DESCRIPTION OF THE TASK: Which lines in the records below contain the word "ffffff"? Copy each one out.

══ RECORD EXCERPTS

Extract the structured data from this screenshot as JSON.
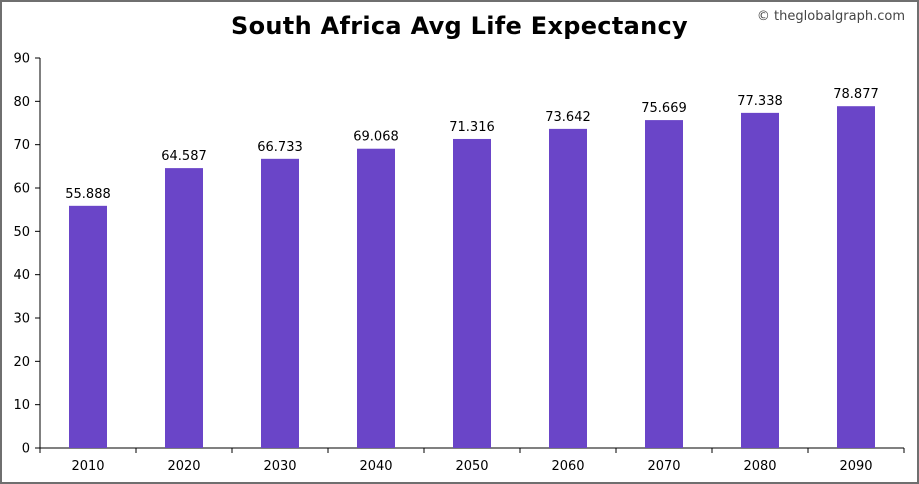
{
  "chart_data": {
    "type": "bar",
    "title": "South Africa Avg Life Expectancy",
    "watermark": "© theglobalgraph.com",
    "categories": [
      "2010",
      "2020",
      "2030",
      "2040",
      "2050",
      "2060",
      "2070",
      "2080",
      "2090"
    ],
    "values": [
      55.888,
      64.587,
      66.733,
      69.068,
      71.316,
      73.642,
      75.669,
      77.338,
      78.877
    ],
    "value_labels": [
      "55.888",
      "64.587",
      "66.733",
      "69.068",
      "71.316",
      "73.642",
      "75.669",
      "77.338",
      "78.877"
    ],
    "yticks": [
      "0",
      "10",
      "20",
      "30",
      "40",
      "50",
      "60",
      "70",
      "80",
      "90"
    ],
    "ylim": [
      0,
      90
    ],
    "xlabel": "",
    "ylabel": "",
    "grid": false,
    "bar_color": "#6a45c8"
  }
}
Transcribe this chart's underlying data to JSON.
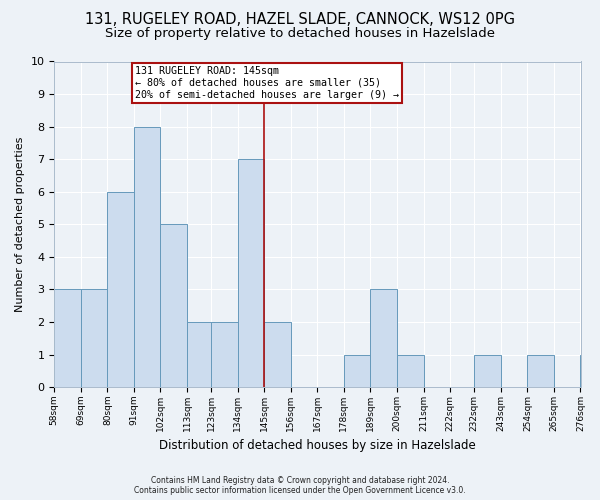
{
  "title1": "131, RUGELEY ROAD, HAZEL SLADE, CANNOCK, WS12 0PG",
  "title2": "Size of property relative to detached houses in Hazelslade",
  "xlabel": "Distribution of detached houses by size in Hazelslade",
  "ylabel": "Number of detached properties",
  "bin_edges": [
    58,
    69,
    80,
    91,
    102,
    113,
    123,
    134,
    145,
    156,
    167,
    178,
    189,
    200,
    211,
    222,
    232,
    243,
    254,
    265,
    276
  ],
  "counts": [
    3,
    3,
    6,
    8,
    5,
    2,
    2,
    7,
    2,
    0,
    0,
    1,
    3,
    1,
    0,
    0,
    1,
    0,
    1,
    0,
    1
  ],
  "bar_color": "#ccdcee",
  "bar_edge_color": "#6699bb",
  "ref_line_x": 145,
  "ref_line_color": "#aa1111",
  "ylim": [
    0,
    10
  ],
  "yticks": [
    0,
    1,
    2,
    3,
    4,
    5,
    6,
    7,
    8,
    9,
    10
  ],
  "annotation_title": "131 RUGELEY ROAD: 145sqm",
  "annotation_line1": "← 80% of detached houses are smaller (35)",
  "annotation_line2": "20% of semi-detached houses are larger (9) →",
  "annotation_box_color": "#ffffff",
  "annotation_border_color": "#aa1111",
  "footnote1": "Contains HM Land Registry data © Crown copyright and database right 2024.",
  "footnote2": "Contains public sector information licensed under the Open Government Licence v3.0.",
  "bg_color": "#edf2f7",
  "grid_color": "#ffffff",
  "title1_fontsize": 10.5,
  "title2_fontsize": 9.5
}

════

COMPLETE ANSWER:
  "annotation_box_color": "#ffffff",
  "grid_color": "#ffffff",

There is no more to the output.